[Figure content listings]
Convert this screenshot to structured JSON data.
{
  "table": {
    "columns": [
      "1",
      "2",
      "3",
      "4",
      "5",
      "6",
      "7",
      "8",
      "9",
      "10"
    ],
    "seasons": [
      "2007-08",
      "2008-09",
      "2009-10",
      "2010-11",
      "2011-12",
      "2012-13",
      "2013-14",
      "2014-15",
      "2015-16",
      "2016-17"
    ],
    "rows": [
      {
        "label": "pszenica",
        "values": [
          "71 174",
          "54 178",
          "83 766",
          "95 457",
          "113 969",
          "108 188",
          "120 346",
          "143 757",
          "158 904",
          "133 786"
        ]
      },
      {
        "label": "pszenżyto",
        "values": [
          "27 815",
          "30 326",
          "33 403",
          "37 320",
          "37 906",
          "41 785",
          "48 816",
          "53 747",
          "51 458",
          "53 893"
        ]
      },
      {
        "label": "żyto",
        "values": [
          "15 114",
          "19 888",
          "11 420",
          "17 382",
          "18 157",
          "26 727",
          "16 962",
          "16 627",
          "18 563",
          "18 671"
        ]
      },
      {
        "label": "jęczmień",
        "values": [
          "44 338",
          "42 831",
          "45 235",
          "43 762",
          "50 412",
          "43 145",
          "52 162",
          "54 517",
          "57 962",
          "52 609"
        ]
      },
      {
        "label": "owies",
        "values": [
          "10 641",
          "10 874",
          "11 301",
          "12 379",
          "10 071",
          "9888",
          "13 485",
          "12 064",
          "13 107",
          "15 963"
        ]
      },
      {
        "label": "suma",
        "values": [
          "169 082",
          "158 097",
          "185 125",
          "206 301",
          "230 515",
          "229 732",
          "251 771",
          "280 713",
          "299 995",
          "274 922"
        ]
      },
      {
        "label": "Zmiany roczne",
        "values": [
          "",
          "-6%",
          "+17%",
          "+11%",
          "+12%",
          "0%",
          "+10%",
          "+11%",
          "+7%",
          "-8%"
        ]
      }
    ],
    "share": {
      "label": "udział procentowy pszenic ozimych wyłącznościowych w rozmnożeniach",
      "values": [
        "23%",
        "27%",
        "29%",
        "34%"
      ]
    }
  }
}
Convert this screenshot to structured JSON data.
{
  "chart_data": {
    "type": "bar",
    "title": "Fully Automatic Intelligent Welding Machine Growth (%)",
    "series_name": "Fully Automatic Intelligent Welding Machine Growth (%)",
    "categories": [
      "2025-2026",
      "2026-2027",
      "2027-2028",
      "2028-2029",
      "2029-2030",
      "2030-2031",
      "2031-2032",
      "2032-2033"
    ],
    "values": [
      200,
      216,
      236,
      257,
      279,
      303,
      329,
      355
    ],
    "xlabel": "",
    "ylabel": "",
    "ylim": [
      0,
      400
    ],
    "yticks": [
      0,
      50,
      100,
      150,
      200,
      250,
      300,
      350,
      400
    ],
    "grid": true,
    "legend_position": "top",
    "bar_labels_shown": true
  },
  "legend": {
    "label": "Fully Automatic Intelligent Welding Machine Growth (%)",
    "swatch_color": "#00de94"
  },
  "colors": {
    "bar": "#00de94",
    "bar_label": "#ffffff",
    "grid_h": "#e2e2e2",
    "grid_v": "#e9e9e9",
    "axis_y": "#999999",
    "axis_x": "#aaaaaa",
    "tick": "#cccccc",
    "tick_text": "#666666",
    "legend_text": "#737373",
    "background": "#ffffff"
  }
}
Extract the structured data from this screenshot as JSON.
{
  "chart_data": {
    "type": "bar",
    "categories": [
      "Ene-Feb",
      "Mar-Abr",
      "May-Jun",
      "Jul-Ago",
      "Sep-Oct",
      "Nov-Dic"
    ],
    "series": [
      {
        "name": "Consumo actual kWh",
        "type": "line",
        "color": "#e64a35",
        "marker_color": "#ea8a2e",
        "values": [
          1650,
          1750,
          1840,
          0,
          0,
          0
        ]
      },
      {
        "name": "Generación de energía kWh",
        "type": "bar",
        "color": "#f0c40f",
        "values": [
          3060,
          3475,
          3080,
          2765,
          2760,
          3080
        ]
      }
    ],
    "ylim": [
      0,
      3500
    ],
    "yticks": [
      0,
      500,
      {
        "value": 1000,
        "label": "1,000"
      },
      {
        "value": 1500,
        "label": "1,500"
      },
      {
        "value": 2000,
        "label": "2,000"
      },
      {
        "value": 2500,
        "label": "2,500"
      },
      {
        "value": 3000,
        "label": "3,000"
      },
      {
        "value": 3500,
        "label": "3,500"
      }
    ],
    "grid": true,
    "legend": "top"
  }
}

-- What the task requires --
Find how many lines in the listing contain the word "Intelligent" and give that count alone.

-- Reply to the exercise --
3